Your objective — Reproduce the listing verbatim, starting at its first line and continuing up to and including the line with "q9-frac2-denominator: ١٥٠ (713, 100, 745, 120)".

○ ○ ○ ○

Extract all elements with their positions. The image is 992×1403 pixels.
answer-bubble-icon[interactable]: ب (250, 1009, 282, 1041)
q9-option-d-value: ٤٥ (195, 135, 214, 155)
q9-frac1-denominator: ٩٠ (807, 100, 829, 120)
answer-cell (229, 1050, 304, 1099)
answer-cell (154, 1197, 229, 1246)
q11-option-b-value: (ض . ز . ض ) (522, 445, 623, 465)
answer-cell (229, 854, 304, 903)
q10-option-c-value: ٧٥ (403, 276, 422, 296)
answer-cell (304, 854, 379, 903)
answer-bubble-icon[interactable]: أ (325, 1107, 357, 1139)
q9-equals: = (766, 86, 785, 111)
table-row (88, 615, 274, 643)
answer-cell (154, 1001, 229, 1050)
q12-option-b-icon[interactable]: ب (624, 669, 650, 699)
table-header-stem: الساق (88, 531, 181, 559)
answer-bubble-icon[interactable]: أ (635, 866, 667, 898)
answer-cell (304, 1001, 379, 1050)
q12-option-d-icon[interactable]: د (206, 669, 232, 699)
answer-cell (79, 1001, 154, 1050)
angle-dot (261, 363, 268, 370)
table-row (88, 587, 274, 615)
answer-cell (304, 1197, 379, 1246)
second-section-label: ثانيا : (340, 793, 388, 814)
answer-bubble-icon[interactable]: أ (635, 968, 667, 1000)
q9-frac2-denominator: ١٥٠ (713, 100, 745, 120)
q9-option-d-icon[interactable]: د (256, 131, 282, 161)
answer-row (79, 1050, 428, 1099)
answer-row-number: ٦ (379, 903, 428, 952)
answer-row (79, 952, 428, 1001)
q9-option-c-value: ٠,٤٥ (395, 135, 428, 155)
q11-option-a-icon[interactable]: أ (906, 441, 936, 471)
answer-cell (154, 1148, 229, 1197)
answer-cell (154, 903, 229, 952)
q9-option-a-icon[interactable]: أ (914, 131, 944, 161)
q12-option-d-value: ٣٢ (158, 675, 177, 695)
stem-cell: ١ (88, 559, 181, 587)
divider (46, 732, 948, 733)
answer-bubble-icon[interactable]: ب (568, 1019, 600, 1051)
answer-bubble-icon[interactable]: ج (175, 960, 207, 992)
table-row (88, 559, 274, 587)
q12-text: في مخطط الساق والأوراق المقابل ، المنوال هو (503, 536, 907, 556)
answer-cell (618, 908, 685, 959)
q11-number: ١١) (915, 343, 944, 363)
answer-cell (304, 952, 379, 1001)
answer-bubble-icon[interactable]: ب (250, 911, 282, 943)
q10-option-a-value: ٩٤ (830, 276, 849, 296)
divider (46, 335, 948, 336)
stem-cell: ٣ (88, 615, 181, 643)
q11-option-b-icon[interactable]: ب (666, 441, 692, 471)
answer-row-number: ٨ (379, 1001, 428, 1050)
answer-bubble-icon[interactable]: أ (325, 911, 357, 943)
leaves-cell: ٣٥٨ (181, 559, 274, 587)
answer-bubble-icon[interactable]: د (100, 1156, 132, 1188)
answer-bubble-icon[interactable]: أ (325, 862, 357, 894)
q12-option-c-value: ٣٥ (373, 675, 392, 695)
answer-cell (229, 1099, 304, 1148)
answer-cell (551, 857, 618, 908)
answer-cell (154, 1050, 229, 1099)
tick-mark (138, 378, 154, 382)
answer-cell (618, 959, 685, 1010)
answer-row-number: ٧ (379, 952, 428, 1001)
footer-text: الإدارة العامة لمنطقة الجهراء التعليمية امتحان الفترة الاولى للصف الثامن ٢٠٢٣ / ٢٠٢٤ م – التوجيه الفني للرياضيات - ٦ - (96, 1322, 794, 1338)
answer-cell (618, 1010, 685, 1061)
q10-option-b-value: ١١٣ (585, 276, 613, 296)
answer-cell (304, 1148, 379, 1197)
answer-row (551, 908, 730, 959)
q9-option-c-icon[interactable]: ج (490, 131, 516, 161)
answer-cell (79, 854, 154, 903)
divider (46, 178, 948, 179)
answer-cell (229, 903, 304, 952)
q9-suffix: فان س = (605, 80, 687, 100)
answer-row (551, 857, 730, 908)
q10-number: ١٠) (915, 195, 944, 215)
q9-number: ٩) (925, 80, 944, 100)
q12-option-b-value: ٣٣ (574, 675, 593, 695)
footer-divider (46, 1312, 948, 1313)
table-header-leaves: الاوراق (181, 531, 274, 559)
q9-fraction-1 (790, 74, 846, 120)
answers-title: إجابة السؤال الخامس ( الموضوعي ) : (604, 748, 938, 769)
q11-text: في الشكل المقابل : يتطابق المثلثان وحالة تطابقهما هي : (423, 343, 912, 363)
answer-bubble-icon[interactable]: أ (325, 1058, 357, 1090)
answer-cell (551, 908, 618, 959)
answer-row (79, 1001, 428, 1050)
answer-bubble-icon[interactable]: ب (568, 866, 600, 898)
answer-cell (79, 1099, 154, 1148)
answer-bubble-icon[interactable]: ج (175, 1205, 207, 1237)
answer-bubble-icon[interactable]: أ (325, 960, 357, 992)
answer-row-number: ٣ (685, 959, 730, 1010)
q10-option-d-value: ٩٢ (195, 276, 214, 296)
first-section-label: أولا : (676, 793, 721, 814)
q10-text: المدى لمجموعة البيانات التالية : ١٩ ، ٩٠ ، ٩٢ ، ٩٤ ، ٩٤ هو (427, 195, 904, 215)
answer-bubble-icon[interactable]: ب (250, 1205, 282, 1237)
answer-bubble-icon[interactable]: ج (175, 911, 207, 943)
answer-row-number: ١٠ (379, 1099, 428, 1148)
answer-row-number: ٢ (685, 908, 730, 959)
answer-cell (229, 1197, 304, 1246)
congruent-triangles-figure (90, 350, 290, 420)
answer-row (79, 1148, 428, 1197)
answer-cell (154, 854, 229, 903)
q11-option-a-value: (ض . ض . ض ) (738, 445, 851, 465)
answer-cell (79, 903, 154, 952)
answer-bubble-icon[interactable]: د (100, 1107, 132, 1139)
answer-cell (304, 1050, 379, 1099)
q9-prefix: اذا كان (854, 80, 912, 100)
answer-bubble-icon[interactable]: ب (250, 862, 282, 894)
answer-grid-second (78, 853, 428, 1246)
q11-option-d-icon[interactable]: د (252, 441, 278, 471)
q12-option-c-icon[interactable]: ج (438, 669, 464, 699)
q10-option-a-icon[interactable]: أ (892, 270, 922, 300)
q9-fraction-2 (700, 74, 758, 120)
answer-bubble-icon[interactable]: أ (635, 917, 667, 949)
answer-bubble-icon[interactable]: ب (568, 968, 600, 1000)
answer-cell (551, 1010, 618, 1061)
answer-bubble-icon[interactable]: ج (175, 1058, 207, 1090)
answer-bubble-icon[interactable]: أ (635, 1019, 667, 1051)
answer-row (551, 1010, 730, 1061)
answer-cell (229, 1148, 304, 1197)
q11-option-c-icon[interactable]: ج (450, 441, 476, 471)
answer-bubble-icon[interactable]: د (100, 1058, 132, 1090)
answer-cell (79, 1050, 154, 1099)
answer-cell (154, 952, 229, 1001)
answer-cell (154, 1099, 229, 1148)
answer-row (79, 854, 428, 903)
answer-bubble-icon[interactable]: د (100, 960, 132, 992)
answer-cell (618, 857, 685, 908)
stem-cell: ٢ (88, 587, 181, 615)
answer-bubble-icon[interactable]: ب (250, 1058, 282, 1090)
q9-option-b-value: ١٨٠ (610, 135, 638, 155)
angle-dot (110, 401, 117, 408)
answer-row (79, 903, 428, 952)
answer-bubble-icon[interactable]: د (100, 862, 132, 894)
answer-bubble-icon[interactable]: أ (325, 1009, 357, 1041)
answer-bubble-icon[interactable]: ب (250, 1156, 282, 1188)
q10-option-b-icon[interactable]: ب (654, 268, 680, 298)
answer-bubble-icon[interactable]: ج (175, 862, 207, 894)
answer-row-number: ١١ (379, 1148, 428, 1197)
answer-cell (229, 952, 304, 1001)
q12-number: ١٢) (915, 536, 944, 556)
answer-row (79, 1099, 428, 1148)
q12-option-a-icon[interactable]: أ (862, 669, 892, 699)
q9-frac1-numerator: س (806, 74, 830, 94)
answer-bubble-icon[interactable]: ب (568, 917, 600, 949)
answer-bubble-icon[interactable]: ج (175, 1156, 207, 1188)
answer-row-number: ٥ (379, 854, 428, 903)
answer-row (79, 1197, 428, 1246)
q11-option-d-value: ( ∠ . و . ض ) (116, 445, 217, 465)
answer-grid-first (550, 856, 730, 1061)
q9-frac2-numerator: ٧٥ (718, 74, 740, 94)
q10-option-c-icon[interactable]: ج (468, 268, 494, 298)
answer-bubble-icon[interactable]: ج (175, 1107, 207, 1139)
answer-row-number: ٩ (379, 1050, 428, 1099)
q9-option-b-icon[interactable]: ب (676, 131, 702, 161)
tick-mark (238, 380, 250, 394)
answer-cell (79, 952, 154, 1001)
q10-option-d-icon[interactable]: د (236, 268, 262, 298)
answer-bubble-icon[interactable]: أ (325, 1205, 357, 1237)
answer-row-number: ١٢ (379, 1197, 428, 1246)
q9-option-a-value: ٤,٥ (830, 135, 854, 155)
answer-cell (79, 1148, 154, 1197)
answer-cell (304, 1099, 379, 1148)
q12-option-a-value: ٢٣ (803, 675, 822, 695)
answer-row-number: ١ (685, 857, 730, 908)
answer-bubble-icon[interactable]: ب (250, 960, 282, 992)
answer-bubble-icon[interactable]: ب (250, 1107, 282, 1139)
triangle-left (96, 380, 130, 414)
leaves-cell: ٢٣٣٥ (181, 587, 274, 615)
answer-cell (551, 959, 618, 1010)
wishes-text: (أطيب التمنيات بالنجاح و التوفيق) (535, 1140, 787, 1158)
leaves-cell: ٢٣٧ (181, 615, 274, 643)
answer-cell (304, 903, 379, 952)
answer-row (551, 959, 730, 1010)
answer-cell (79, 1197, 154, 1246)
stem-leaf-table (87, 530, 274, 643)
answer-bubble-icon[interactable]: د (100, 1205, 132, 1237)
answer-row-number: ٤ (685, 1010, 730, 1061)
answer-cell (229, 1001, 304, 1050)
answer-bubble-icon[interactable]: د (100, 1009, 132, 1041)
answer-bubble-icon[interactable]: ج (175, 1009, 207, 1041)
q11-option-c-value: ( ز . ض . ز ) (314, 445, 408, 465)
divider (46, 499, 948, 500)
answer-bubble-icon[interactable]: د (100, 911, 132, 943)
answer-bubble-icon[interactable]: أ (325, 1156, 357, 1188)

○ ○ ○ ○

Solution to the problem —
Extract all elements with their positions. The image is 992×1403 pixels.
answer-bubble-icon[interactable]: ب (250, 1009, 282, 1041)
q9-option-d-value: ٤٥ (195, 135, 214, 155)
q9-frac1-denominator: ٩٠ (807, 100, 829, 120)
answer-cell (229, 1050, 304, 1099)
answer-cell (154, 1197, 229, 1246)
q11-option-b-value: (ض . ز . ض ) (522, 445, 623, 465)
answer-cell (229, 854, 304, 903)
q10-option-c-value: ٧٥ (403, 276, 422, 296)
answer-cell (304, 854, 379, 903)
answer-bubble-icon[interactable]: أ (325, 1107, 357, 1139)
q9-equals: = (766, 86, 785, 111)
table-row (88, 615, 274, 643)
answer-cell (154, 1001, 229, 1050)
q12-option-b-icon[interactable]: ب (624, 669, 650, 699)
table-header-stem: الساق (88, 531, 181, 559)
answer-bubble-icon[interactable]: أ (635, 866, 667, 898)
answer-cell (304, 1001, 379, 1050)
q12-option-d-icon[interactable]: د (206, 669, 232, 699)
answer-cell (79, 1001, 154, 1050)
angle-dot (261, 363, 268, 370)
table-row (88, 587, 274, 615)
answer-cell (304, 1197, 379, 1246)
second-section-label: ثانيا : (340, 793, 388, 814)
answer-bubble-icon[interactable]: أ (635, 968, 667, 1000)
q9-frac2-denominator: ١٥٠ (713, 100, 745, 120)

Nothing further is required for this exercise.